[Start of Extracted data]

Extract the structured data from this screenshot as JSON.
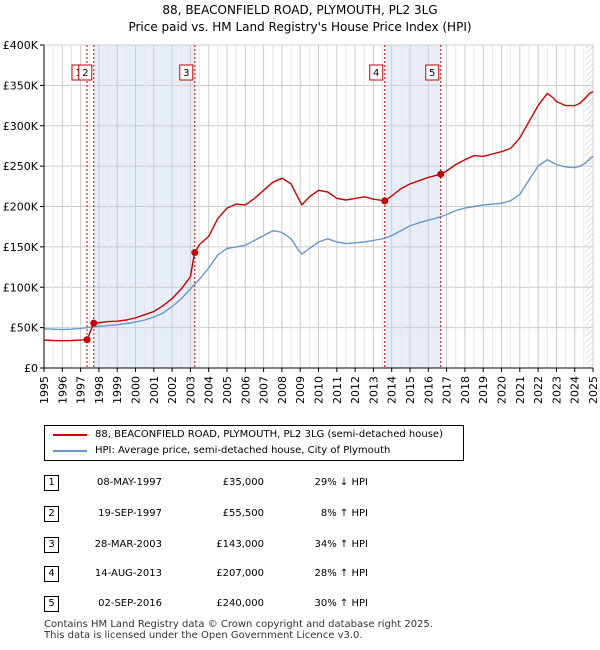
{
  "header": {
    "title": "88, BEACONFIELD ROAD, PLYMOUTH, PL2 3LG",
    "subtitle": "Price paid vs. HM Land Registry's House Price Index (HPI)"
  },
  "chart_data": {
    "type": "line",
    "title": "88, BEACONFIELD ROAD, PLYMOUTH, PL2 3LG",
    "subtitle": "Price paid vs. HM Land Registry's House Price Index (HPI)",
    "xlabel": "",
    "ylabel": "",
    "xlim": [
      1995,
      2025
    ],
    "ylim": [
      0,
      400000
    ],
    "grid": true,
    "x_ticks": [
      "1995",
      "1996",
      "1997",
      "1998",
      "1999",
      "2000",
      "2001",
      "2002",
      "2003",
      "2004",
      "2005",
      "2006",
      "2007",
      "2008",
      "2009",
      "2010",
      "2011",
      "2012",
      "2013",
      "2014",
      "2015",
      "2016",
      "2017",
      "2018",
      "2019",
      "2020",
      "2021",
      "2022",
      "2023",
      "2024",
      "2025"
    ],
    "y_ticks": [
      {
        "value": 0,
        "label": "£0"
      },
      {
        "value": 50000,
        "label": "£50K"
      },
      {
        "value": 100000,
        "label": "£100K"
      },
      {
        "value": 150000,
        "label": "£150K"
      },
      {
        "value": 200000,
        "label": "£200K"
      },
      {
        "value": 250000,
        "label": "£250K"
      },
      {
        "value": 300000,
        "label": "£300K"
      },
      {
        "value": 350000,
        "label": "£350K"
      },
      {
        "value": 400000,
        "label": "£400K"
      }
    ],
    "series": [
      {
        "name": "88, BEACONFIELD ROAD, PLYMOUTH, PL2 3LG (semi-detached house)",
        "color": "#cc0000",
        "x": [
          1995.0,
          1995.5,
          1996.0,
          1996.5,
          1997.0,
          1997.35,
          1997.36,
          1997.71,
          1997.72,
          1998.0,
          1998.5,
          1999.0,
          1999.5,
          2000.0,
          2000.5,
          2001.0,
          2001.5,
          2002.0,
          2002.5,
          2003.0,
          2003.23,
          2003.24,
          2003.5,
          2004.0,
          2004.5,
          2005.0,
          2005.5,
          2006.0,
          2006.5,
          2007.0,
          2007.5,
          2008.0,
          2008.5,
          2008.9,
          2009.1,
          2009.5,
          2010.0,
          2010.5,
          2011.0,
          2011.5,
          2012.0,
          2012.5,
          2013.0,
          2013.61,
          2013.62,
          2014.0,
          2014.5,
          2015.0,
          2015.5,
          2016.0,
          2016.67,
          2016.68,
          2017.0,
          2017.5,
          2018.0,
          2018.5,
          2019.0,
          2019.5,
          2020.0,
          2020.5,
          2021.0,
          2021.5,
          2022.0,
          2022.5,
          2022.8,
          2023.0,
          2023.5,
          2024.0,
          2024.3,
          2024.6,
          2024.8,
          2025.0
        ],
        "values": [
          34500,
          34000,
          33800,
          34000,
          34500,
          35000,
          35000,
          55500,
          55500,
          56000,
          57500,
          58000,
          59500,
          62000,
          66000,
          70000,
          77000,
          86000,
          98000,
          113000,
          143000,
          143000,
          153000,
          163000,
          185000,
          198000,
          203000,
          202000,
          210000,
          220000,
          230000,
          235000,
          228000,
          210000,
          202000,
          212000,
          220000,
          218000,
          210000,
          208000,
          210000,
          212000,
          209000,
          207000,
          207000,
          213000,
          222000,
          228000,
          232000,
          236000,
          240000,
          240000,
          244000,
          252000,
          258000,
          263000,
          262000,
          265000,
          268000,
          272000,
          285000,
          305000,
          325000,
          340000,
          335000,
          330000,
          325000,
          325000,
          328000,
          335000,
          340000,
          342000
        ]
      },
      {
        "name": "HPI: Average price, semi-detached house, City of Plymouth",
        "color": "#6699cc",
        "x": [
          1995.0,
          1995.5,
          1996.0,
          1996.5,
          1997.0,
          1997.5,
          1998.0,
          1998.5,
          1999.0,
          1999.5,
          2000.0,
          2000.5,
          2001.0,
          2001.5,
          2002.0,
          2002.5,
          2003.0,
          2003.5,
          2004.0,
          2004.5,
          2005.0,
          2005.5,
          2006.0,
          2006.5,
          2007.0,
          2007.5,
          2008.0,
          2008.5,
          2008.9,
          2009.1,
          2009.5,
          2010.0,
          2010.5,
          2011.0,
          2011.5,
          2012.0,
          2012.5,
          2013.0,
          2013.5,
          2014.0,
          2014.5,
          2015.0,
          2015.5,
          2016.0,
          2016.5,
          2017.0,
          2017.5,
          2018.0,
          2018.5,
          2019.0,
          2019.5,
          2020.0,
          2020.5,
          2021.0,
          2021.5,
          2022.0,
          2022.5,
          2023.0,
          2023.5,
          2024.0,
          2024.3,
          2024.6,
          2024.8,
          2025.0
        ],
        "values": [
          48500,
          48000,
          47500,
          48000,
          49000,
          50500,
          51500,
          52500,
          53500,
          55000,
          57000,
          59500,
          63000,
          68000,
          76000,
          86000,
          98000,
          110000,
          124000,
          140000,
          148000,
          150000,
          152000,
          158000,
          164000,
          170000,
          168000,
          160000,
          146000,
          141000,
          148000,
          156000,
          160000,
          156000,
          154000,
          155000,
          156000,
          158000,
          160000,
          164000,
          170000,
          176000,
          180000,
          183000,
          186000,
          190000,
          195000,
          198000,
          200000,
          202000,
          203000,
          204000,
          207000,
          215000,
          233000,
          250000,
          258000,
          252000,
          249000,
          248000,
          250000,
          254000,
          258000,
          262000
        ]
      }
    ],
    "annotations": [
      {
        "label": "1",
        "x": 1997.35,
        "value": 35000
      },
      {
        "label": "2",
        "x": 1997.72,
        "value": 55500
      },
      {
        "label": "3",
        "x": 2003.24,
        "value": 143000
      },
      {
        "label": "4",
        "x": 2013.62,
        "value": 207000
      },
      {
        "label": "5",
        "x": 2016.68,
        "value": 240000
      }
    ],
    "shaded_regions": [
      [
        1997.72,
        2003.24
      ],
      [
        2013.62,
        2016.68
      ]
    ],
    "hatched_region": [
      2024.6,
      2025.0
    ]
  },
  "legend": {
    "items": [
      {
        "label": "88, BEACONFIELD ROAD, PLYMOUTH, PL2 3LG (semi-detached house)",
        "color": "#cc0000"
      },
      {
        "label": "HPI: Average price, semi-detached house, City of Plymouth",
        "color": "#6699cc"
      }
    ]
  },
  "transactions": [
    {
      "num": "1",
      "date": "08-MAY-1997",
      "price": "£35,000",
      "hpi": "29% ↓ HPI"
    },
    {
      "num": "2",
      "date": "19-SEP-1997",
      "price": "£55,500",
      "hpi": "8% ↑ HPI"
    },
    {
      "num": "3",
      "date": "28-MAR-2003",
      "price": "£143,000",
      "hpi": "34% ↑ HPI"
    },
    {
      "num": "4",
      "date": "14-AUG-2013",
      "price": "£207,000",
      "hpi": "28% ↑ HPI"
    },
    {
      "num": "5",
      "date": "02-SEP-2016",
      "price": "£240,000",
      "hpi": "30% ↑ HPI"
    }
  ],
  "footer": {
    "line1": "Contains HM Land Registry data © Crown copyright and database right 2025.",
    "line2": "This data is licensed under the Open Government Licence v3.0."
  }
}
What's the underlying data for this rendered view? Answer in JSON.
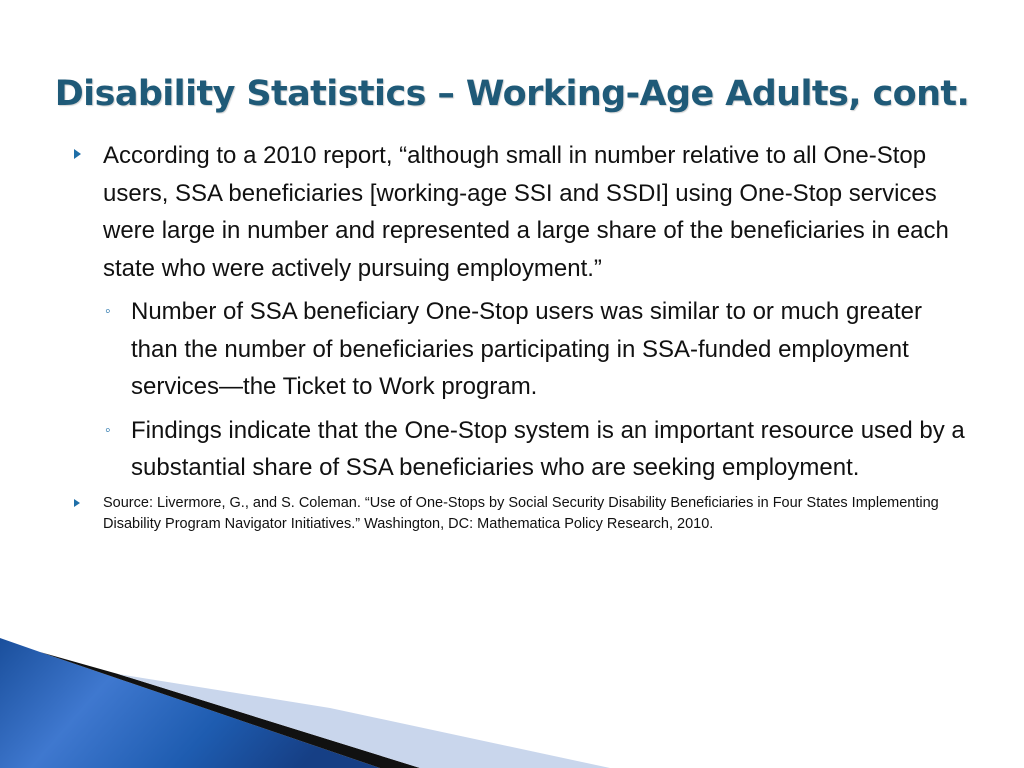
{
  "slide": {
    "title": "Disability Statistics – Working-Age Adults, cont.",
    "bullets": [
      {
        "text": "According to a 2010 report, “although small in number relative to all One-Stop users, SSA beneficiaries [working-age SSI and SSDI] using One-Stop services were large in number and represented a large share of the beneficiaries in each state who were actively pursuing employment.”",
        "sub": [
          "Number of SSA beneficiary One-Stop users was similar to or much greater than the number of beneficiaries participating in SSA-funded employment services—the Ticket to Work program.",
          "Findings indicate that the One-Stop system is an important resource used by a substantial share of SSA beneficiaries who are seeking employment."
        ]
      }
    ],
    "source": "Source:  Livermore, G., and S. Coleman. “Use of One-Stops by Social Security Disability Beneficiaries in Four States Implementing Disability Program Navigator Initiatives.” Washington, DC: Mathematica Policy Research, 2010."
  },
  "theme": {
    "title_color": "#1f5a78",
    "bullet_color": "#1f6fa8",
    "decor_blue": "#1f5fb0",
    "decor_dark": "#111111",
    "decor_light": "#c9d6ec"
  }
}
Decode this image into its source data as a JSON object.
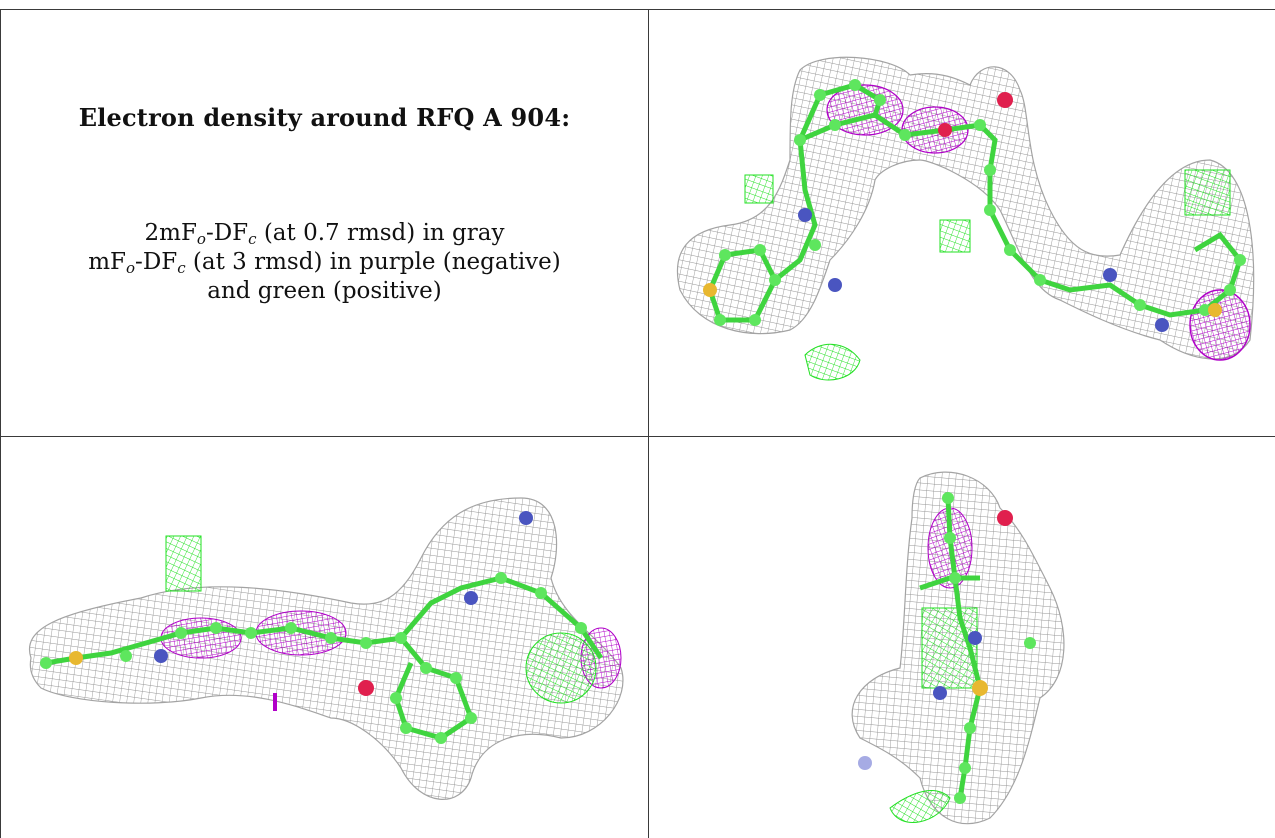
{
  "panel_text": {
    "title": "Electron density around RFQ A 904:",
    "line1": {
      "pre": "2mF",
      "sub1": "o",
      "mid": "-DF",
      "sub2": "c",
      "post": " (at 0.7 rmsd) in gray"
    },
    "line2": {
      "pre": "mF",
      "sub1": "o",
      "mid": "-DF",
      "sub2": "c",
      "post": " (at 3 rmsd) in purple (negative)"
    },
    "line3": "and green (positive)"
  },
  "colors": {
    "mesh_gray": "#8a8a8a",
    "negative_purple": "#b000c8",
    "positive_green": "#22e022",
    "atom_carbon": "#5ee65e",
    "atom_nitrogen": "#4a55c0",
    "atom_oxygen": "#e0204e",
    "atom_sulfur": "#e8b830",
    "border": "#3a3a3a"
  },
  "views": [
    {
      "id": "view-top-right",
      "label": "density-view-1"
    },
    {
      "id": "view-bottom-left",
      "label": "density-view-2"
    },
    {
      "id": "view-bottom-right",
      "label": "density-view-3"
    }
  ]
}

[End of Extracted data]

=== Instruction ===
Reproduce the lines of the listing exactly, starting at the one that contains "Decode this image" and continuing through the final line, but leave out the pictures.

=== Full response ===
Decode this image into its source data as a JSON object.
{
  "panel_text": {
    "title": "Electron density around RFQ A 904:",
    "line1": {
      "pre": "2mF",
      "sub1": "o",
      "mid": "-DF",
      "sub2": "c",
      "post": " (at 0.7 rmsd) in gray"
    },
    "line2": {
      "pre": "mF",
      "sub1": "o",
      "mid": "-DF",
      "sub2": "c",
      "post": " (at 3 rmsd) in purple (negative)"
    },
    "line3": "and green (positive)"
  },
  "colors": {
    "mesh_gray": "#8a8a8a",
    "negative_purple": "#b000c8",
    "positive_green": "#22e022",
    "atom_carbon": "#5ee65e",
    "atom_nitrogen": "#4a55c0",
    "atom_oxygen": "#e0204e",
    "atom_sulfur": "#e8b830",
    "border": "#3a3a3a"
  },
  "views": [
    {
      "id": "view-top-right",
      "label": "density-view-1"
    },
    {
      "id": "view-bottom-left",
      "label": "density-view-2"
    },
    {
      "id": "view-bottom-right",
      "label": "density-view-3"
    }
  ]
}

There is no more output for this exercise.